_To do:_ Write out every line of the data below word for word, changing nothing.

Dataset entries:
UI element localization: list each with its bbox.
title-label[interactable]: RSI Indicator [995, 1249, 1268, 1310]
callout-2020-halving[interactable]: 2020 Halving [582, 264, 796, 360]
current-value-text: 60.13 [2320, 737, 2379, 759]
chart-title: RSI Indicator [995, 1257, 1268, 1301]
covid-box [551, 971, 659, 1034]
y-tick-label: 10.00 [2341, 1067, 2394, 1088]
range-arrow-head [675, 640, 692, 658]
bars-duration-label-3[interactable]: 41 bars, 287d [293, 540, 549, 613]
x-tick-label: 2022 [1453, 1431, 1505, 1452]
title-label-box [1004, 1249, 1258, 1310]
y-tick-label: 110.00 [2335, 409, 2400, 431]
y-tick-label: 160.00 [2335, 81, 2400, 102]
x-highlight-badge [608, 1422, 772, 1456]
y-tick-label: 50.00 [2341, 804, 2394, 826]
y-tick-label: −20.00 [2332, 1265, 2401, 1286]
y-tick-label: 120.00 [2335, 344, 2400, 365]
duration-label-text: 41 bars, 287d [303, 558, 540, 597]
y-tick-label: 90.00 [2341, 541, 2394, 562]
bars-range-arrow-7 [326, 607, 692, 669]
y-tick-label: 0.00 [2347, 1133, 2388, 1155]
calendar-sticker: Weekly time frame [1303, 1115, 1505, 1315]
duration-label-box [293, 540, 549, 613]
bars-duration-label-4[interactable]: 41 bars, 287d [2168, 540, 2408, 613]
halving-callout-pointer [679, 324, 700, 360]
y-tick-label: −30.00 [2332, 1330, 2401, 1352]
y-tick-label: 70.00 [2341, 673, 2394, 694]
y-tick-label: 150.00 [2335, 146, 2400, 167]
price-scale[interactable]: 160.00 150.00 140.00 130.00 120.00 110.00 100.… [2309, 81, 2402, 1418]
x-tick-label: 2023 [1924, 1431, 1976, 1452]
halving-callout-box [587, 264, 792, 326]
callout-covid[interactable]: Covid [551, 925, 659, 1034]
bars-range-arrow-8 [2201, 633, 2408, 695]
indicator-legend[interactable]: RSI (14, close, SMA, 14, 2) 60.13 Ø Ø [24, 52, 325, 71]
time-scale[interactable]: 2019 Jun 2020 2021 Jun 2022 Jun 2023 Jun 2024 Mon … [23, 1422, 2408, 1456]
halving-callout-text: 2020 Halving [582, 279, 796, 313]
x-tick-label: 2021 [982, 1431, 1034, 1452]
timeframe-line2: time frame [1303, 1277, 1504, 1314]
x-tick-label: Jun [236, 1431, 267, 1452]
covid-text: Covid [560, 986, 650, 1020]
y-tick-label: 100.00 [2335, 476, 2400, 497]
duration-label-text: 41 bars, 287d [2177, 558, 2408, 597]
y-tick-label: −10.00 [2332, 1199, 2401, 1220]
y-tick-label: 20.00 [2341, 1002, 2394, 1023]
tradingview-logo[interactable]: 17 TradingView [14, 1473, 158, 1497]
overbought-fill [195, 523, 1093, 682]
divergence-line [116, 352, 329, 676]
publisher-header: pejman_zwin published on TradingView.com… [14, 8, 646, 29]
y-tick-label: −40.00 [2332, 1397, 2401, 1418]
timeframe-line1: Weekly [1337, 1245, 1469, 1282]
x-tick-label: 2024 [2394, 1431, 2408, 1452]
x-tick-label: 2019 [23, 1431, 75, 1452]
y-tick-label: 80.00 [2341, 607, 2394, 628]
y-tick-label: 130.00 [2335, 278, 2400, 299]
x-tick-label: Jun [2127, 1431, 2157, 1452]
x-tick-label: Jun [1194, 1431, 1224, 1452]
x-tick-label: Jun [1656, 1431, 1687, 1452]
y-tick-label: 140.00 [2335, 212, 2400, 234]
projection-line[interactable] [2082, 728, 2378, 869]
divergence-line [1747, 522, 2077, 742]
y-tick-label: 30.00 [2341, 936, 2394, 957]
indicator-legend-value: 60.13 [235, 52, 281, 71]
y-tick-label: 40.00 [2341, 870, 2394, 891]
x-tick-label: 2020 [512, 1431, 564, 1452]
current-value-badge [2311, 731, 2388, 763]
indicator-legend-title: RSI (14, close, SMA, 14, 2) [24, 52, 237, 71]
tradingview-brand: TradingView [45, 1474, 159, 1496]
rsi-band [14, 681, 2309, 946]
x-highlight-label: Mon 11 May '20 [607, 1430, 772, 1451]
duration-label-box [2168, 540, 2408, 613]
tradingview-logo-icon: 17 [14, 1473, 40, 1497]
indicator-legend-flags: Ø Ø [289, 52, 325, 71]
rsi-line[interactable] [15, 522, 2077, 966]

_Written reply:_
UI element localization: list each with its bbox.
title-label[interactable]: RSI Indicator [995, 1249, 1268, 1310]
callout-2020-halving[interactable]: 2020 Halving [582, 264, 796, 360]
current-value-text: 60.13 [2320, 737, 2379, 759]
chart-title: RSI Indicator [995, 1257, 1268, 1301]
covid-box [551, 971, 659, 1034]
y-tick-label: 10.00 [2341, 1067, 2394, 1088]
range-arrow-head [675, 640, 692, 658]
bars-duration-label-3[interactable]: 41 bars, 287d [293, 540, 549, 613]
x-tick-label: 2022 [1453, 1431, 1505, 1452]
title-label-box [1004, 1249, 1258, 1310]
y-tick-label: 110.00 [2335, 409, 2400, 431]
y-tick-label: 160.00 [2335, 81, 2400, 102]
x-highlight-badge [608, 1422, 772, 1456]
y-tick-label: 50.00 [2341, 804, 2394, 826]
y-tick-label: −20.00 [2332, 1265, 2401, 1286]
y-tick-label: 120.00 [2335, 344, 2400, 365]
duration-label-text: 41 bars, 287d [303, 558, 540, 597]
y-tick-label: 90.00 [2341, 541, 2394, 562]
bars-range-arrow-7 [326, 607, 692, 669]
y-tick-label: 0.00 [2347, 1133, 2388, 1155]
calendar-sticker: Weekly time frame [1303, 1115, 1505, 1315]
duration-label-box [293, 540, 549, 613]
bars-duration-label-4[interactable]: 41 bars, 287d [2168, 540, 2408, 613]
halving-callout-pointer [679, 324, 700, 360]
y-tick-label: −30.00 [2332, 1330, 2401, 1352]
y-tick-label: 70.00 [2341, 673, 2394, 694]
y-tick-label: 150.00 [2335, 146, 2400, 167]
price-scale[interactable]: 160.00 150.00 140.00 130.00 120.00 110.00 100.… [2309, 81, 2402, 1418]
x-tick-label: 2023 [1924, 1431, 1976, 1452]
halving-callout-box [587, 264, 792, 326]
callout-covid[interactable]: Covid [551, 925, 659, 1034]
bars-range-arrow-8 [2201, 633, 2408, 695]
indicator-legend[interactable]: RSI (14, close, SMA, 14, 2) 60.13 Ø Ø [24, 52, 325, 71]
time-scale[interactable]: 2019 Jun 2020 2021 Jun 2022 Jun 2023 Jun 2024 Mon … [23, 1422, 2408, 1456]
halving-callout-text: 2020 Halving [582, 279, 796, 313]
x-tick-label: 2021 [982, 1431, 1034, 1452]
timeframe-line2: time frame [1303, 1277, 1504, 1314]
x-tick-label: Jun [236, 1431, 267, 1452]
covid-text: Covid [560, 986, 650, 1020]
y-tick-label: 100.00 [2335, 476, 2400, 497]
duration-label-text: 41 bars, 287d [2177, 558, 2408, 597]
y-tick-label: −10.00 [2332, 1199, 2401, 1220]
y-tick-label: 20.00 [2341, 1002, 2394, 1023]
tradingview-logo[interactable]: 17 TradingView [14, 1473, 158, 1497]
overbought-fill [195, 523, 1093, 682]
divergence-line [116, 352, 329, 676]
publisher-header: pejman_zwin published on TradingView.com… [14, 8, 646, 29]
y-tick-label: −40.00 [2332, 1397, 2401, 1418]
timeframe-line1: Weekly [1337, 1245, 1469, 1282]
x-tick-label: 2024 [2394, 1431, 2408, 1452]
x-tick-label: 2019 [23, 1431, 75, 1452]
y-tick-label: 80.00 [2341, 607, 2394, 628]
y-tick-label: 130.00 [2335, 278, 2400, 299]
x-tick-label: Jun [2127, 1431, 2157, 1452]
x-tick-label: Jun [1194, 1431, 1224, 1452]
x-tick-label: Jun [1656, 1431, 1687, 1452]
y-tick-label: 140.00 [2335, 212, 2400, 234]
projection-line[interactable] [2082, 728, 2378, 869]
divergence-line [1747, 522, 2077, 742]
y-tick-label: 30.00 [2341, 936, 2394, 957]
indicator-legend-value: 60.13 [235, 52, 281, 71]
y-tick-label: 40.00 [2341, 870, 2394, 891]
x-tick-label: 2020 [512, 1431, 564, 1452]
current-value-badge [2311, 731, 2388, 763]
indicator-legend-title: RSI (14, close, SMA, 14, 2) [24, 52, 237, 71]
tradingview-brand: TradingView [45, 1474, 159, 1496]
rsi-band [14, 681, 2309, 946]
x-highlight-label: Mon 11 May '20 [607, 1430, 772, 1451]
duration-label-box [2168, 540, 2408, 613]
tradingview-logo-icon: 17 [14, 1473, 40, 1497]
indicator-legend-flags: Ø Ø [289, 52, 325, 71]
rsi-line[interactable] [15, 522, 2077, 966]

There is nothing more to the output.